===== Records for the task

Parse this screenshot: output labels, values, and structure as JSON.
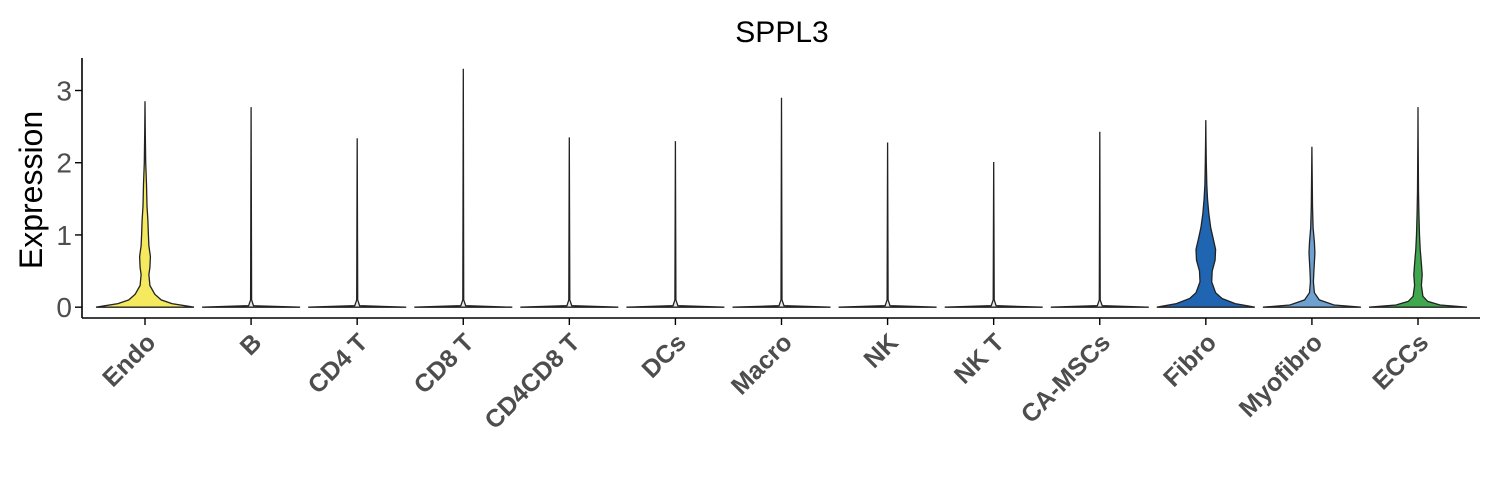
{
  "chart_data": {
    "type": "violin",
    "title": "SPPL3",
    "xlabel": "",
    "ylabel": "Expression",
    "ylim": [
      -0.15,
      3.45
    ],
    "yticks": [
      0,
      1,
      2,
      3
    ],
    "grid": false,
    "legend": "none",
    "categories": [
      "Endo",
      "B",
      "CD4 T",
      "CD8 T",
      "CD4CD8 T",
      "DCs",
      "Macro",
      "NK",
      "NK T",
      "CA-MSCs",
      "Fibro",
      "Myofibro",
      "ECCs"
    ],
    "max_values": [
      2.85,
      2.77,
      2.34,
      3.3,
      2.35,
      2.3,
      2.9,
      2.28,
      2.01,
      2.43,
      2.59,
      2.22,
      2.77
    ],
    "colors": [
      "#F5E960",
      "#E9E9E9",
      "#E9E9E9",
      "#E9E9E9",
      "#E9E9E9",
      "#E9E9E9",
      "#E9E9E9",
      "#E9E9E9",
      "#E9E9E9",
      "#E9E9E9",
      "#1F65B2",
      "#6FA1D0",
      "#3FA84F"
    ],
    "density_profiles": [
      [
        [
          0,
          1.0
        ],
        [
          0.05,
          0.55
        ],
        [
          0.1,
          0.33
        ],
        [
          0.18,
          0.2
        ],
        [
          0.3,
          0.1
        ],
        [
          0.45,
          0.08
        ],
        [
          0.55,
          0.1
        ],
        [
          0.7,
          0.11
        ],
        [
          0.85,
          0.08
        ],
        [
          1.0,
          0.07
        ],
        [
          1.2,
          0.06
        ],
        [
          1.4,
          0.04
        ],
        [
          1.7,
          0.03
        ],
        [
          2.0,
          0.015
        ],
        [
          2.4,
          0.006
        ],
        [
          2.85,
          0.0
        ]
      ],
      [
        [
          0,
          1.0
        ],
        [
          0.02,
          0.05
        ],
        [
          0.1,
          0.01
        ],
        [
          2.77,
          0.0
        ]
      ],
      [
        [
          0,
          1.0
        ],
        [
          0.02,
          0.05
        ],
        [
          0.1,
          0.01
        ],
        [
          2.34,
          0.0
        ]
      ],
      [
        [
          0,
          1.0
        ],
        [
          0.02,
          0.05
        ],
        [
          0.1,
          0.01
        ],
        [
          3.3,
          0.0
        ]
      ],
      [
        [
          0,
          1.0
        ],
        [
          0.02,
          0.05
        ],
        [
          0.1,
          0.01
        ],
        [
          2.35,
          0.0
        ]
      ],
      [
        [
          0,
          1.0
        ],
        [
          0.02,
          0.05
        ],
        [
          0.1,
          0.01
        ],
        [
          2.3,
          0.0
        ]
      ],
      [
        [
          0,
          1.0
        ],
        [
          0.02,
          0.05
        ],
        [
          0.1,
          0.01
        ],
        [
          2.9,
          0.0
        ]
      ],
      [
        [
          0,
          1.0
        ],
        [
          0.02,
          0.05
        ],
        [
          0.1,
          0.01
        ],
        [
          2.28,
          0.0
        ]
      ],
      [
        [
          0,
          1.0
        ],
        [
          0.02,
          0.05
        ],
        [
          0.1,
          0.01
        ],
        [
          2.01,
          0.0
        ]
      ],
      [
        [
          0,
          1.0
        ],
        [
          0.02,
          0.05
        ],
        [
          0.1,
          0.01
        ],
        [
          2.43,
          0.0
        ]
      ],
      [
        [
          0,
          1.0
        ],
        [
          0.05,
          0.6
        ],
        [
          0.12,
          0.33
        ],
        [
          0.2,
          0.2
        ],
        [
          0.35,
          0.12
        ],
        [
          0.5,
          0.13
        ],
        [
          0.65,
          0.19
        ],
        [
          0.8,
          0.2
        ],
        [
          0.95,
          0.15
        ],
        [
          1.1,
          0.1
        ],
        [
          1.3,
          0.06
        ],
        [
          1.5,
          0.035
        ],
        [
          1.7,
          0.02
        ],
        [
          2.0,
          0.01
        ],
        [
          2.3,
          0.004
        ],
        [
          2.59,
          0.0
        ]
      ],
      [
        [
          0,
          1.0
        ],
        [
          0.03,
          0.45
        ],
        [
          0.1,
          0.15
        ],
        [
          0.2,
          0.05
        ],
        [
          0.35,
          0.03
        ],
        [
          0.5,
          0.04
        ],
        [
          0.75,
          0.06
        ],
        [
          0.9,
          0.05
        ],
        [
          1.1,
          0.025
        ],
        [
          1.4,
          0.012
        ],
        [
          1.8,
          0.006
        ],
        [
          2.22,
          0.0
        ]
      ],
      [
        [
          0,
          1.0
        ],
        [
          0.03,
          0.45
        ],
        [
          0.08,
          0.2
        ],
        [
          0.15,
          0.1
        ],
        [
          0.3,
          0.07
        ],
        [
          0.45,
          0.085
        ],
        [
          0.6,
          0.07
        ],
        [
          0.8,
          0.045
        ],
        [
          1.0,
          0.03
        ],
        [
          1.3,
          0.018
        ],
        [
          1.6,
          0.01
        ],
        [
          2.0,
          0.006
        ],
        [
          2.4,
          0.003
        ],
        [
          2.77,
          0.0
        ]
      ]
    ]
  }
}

==========
===== Records for the task

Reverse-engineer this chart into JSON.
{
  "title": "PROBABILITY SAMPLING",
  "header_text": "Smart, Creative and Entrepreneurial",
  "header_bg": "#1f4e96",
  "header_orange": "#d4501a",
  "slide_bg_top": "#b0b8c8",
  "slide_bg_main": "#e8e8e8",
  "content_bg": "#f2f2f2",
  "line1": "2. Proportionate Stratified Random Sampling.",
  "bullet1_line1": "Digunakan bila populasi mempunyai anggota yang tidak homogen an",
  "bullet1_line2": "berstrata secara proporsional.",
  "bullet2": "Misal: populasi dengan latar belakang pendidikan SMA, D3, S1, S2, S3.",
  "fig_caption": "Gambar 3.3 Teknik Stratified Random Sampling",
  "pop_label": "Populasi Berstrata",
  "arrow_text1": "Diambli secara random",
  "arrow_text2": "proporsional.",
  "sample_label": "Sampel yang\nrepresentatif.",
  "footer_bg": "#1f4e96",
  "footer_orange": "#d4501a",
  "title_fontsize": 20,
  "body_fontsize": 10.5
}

==========

Show every line where the string "yang" appears.

  "bullet1_line1": "Digunakan bila populasi mempunyai anggota yang tidak homogen an",
  "sample_label": "Sampel yang\nrepresentatif.",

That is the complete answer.